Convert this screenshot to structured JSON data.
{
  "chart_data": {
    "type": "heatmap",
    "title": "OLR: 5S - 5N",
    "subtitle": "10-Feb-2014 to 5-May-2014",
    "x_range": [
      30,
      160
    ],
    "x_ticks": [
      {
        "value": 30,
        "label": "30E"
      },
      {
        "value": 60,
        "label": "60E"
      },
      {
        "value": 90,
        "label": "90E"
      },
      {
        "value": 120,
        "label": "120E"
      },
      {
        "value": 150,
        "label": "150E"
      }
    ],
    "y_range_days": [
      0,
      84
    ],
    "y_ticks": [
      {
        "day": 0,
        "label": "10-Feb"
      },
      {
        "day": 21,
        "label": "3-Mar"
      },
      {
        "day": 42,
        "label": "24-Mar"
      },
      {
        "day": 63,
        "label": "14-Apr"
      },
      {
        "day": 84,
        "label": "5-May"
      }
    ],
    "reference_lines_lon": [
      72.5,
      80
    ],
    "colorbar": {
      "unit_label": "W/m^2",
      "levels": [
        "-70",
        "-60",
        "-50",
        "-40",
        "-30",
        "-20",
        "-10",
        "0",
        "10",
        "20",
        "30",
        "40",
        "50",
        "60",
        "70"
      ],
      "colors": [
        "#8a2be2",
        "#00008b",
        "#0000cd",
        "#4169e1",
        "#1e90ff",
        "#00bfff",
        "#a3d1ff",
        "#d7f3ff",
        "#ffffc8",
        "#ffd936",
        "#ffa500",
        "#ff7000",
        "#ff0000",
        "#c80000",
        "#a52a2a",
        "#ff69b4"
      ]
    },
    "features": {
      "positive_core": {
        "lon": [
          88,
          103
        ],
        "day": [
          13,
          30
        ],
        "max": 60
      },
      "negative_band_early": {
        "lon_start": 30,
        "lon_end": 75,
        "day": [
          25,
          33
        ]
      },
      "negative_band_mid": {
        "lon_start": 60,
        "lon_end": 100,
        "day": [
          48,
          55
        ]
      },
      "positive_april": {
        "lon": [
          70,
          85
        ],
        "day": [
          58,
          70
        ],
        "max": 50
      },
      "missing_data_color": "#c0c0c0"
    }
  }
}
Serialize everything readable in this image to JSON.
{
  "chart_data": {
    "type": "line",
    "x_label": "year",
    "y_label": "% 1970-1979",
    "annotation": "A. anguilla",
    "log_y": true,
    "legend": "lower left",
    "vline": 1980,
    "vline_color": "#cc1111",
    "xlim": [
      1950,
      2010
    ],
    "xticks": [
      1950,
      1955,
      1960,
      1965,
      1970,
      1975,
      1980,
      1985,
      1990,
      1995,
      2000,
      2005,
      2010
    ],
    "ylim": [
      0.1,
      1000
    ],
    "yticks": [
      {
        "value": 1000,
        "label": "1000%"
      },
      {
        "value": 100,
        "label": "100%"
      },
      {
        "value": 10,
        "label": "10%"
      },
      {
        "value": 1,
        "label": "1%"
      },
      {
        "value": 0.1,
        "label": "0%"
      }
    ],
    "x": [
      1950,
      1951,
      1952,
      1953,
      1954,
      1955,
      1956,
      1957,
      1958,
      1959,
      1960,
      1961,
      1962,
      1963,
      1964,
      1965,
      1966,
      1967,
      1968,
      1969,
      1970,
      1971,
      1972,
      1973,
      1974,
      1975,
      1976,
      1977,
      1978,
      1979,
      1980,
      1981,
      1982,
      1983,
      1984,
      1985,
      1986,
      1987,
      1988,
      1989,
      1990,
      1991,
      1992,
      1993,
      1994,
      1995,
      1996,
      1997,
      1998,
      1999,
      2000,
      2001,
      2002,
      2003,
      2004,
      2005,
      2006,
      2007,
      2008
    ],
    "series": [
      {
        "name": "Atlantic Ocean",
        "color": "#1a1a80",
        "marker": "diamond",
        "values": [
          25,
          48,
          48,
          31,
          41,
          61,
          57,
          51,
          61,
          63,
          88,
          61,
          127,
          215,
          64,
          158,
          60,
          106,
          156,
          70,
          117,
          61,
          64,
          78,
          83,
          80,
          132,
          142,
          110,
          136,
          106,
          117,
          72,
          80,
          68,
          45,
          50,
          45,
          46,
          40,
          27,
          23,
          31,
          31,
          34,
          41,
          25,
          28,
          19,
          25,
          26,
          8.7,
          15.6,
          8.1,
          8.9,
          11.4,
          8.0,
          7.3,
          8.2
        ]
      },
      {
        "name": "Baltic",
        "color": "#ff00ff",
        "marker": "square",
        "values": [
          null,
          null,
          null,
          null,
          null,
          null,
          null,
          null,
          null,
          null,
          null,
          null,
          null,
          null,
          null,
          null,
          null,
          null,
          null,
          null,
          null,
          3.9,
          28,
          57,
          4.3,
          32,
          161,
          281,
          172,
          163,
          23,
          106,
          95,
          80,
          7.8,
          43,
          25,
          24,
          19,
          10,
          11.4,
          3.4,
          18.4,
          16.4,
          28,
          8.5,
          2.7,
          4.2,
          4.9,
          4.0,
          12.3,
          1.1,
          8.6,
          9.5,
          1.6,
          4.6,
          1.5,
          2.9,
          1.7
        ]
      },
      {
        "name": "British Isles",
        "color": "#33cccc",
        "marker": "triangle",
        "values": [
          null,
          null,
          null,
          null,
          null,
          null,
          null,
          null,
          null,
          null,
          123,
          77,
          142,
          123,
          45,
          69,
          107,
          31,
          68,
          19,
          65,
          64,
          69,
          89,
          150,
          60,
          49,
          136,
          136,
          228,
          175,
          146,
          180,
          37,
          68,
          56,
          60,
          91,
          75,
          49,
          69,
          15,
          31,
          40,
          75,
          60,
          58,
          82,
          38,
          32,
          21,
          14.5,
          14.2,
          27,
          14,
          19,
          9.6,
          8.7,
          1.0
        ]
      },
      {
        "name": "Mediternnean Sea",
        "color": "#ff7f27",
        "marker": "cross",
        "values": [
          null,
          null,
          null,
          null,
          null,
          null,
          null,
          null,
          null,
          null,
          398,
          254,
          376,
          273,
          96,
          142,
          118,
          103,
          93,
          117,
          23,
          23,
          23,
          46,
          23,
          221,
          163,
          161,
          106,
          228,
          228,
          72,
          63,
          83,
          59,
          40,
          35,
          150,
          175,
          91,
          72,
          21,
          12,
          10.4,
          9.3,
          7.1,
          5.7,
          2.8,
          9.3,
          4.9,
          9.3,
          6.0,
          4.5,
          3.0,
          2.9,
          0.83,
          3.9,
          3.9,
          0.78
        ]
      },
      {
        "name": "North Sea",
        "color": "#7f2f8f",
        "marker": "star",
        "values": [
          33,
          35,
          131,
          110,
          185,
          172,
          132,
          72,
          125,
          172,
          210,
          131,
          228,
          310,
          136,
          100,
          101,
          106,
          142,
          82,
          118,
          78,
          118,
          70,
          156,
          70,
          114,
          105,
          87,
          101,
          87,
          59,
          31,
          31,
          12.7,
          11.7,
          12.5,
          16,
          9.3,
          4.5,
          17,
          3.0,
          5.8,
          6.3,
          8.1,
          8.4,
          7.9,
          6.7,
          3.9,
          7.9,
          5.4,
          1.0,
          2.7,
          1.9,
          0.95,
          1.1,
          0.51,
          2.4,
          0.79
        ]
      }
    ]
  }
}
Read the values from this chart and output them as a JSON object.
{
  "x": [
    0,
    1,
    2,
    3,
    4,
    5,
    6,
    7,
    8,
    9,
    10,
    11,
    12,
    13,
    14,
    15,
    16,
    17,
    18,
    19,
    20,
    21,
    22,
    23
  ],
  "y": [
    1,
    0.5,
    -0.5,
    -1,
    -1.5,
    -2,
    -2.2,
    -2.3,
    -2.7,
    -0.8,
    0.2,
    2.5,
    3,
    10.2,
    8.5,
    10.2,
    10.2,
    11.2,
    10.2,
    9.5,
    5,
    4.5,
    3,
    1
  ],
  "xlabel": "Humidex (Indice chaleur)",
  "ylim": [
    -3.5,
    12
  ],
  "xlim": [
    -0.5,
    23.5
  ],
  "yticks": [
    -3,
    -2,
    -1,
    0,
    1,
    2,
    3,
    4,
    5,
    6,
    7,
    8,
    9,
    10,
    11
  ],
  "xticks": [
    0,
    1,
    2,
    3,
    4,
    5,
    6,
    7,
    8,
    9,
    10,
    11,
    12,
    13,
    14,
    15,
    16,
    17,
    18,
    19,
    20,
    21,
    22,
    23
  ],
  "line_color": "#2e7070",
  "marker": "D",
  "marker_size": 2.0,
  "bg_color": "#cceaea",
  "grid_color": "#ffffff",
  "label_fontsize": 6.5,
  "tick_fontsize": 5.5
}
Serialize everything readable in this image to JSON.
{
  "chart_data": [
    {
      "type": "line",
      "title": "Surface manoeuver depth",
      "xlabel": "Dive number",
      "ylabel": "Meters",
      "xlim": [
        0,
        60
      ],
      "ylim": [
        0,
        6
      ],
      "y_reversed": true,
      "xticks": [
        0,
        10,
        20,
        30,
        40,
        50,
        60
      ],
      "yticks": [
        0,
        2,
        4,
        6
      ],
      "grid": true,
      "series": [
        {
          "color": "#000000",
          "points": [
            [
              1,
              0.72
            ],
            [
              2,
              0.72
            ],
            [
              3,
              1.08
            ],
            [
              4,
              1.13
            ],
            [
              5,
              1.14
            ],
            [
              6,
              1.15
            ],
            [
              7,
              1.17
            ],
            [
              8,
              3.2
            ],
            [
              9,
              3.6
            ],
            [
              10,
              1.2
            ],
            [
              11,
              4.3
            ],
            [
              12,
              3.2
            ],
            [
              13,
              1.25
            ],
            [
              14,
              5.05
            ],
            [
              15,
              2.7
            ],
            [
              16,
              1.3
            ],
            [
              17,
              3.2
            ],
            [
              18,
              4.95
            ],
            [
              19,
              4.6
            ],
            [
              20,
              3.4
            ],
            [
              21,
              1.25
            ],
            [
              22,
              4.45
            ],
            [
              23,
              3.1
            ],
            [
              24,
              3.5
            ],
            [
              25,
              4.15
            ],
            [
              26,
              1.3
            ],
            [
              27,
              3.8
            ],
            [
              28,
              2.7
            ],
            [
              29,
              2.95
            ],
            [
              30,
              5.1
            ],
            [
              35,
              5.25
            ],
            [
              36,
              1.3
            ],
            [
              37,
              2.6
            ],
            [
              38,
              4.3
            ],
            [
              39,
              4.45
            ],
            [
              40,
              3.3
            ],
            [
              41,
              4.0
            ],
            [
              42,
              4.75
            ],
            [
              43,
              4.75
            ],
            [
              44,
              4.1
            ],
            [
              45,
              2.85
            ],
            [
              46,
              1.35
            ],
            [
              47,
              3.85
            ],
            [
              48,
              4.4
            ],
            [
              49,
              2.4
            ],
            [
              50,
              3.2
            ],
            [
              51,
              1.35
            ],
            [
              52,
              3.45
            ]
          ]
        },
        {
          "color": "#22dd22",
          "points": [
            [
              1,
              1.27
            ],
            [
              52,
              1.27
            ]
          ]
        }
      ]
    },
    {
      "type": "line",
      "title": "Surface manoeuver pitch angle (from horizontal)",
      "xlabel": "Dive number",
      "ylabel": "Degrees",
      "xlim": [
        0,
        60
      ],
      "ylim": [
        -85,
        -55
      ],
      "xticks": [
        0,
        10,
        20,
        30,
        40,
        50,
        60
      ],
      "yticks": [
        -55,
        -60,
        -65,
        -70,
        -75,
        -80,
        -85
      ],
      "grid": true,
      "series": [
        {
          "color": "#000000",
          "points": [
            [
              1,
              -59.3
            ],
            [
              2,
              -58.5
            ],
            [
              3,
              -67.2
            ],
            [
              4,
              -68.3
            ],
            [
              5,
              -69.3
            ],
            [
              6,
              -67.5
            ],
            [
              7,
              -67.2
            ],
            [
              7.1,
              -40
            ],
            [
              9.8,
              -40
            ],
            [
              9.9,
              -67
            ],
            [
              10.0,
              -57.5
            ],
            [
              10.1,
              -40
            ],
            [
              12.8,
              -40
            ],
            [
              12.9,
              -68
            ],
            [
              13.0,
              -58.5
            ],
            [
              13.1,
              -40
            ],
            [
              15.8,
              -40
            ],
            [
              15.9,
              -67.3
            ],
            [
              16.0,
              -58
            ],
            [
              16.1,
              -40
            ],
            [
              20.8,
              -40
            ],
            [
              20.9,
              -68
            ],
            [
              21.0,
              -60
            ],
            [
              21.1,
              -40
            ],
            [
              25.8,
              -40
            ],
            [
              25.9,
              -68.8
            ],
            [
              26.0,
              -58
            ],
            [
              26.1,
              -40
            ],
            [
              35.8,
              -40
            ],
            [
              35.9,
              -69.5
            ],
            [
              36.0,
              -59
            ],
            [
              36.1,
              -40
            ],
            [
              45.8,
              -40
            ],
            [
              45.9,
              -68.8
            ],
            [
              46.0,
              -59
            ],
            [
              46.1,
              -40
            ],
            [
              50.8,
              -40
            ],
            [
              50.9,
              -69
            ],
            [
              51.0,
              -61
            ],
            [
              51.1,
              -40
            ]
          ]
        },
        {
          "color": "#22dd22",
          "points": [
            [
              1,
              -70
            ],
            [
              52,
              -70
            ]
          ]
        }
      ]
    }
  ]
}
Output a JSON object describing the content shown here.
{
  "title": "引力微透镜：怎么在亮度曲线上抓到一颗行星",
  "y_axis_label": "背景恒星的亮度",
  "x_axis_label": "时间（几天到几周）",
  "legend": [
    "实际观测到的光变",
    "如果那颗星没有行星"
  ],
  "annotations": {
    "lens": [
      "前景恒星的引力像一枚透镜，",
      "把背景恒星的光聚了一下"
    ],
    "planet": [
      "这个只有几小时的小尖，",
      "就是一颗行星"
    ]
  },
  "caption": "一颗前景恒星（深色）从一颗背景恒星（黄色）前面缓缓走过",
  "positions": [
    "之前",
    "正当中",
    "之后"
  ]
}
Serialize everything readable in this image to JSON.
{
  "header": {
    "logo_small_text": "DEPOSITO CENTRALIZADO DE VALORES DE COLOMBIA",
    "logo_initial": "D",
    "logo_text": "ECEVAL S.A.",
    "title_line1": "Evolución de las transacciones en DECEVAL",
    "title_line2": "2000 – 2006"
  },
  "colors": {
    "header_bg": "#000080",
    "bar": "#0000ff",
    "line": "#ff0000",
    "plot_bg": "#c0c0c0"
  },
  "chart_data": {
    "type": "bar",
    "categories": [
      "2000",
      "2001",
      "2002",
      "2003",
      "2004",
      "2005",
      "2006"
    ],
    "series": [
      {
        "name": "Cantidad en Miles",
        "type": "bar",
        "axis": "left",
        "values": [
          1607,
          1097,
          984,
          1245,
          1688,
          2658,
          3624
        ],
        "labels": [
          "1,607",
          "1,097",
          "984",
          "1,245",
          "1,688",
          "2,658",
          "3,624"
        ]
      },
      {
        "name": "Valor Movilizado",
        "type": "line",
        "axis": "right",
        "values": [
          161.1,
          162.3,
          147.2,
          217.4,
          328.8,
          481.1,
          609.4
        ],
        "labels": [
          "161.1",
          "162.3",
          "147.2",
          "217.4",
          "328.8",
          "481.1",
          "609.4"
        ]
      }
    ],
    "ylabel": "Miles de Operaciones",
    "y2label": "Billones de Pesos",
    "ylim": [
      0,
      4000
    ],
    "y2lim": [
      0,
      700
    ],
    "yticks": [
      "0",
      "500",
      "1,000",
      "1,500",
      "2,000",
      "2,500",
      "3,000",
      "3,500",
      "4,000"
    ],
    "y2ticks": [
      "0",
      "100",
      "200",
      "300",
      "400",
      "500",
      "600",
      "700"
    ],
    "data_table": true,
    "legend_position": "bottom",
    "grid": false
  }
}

• Work instructions
Pick out each line that holds the string "type".

• Written reply
    "type": "heatmap",
    "type": "line",
      "type": "line",
      "type": "line",
    "type": "bar",
        "type": "bar",
        "type": "line",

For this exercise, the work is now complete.